- Task: Print the entries below word for word; the pictures stay out of your copy.

- Available data:
— START —

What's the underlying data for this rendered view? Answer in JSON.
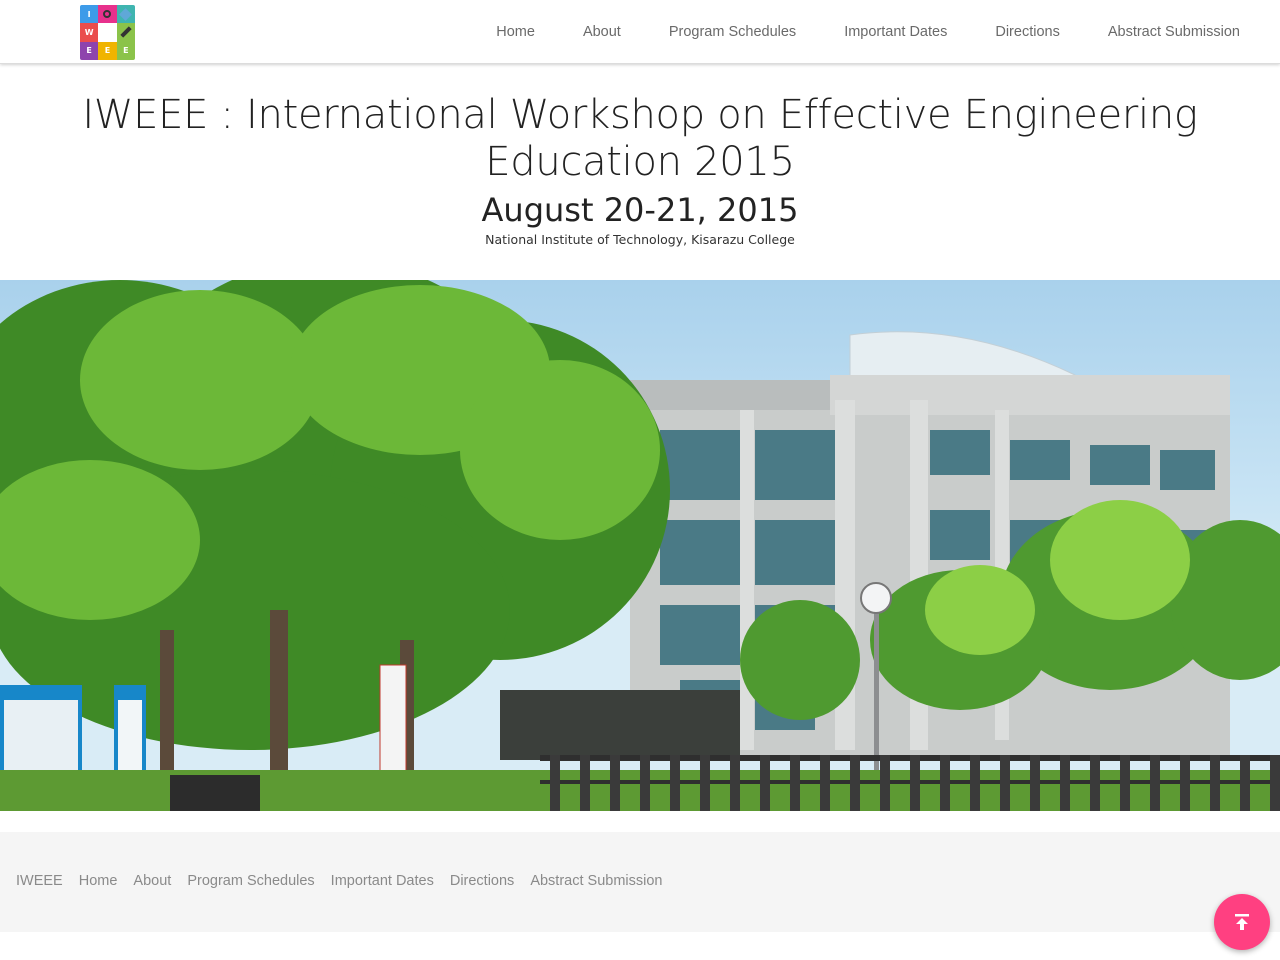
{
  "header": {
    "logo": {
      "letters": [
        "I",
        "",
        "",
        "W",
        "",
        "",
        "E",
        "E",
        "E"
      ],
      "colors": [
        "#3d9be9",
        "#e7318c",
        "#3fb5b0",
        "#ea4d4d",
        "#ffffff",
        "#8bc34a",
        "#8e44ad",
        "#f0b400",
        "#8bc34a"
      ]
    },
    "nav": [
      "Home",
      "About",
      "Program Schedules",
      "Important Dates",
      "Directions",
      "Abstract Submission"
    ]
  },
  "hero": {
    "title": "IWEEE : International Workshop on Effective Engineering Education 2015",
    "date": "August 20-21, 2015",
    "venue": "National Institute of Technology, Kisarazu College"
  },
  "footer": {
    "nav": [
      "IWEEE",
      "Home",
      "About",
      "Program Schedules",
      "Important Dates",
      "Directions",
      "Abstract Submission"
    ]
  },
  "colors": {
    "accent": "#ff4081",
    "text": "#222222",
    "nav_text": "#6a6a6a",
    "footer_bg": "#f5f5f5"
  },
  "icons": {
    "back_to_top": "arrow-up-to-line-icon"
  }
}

— END —

- Solution for this exercise:
What's the underlying data for this rendered view? Answer in JSON.
{
  "header": {
    "logo": {
      "letters": [
        "I",
        "",
        "",
        "W",
        "",
        "",
        "E",
        "E",
        "E"
      ],
      "colors": [
        "#3d9be9",
        "#e7318c",
        "#3fb5b0",
        "#ea4d4d",
        "#ffffff",
        "#8bc34a",
        "#8e44ad",
        "#f0b400",
        "#8bc34a"
      ]
    },
    "nav": [
      "Home",
      "About",
      "Program Schedules",
      "Important Dates",
      "Directions",
      "Abstract Submission"
    ]
  },
  "hero": {
    "title": "IWEEE : International Workshop on Effective Engineering Education 2015",
    "date": "August 20-21, 2015",
    "venue": "National Institute of Technology, Kisarazu College"
  },
  "footer": {
    "nav": [
      "IWEEE",
      "Home",
      "About",
      "Program Schedules",
      "Important Dates",
      "Directions",
      "Abstract Submission"
    ]
  },
  "colors": {
    "accent": "#ff4081",
    "text": "#222222",
    "nav_text": "#6a6a6a",
    "footer_bg": "#f5f5f5"
  },
  "icons": {
    "back_to_top": "arrow-up-to-line-icon"
  }
}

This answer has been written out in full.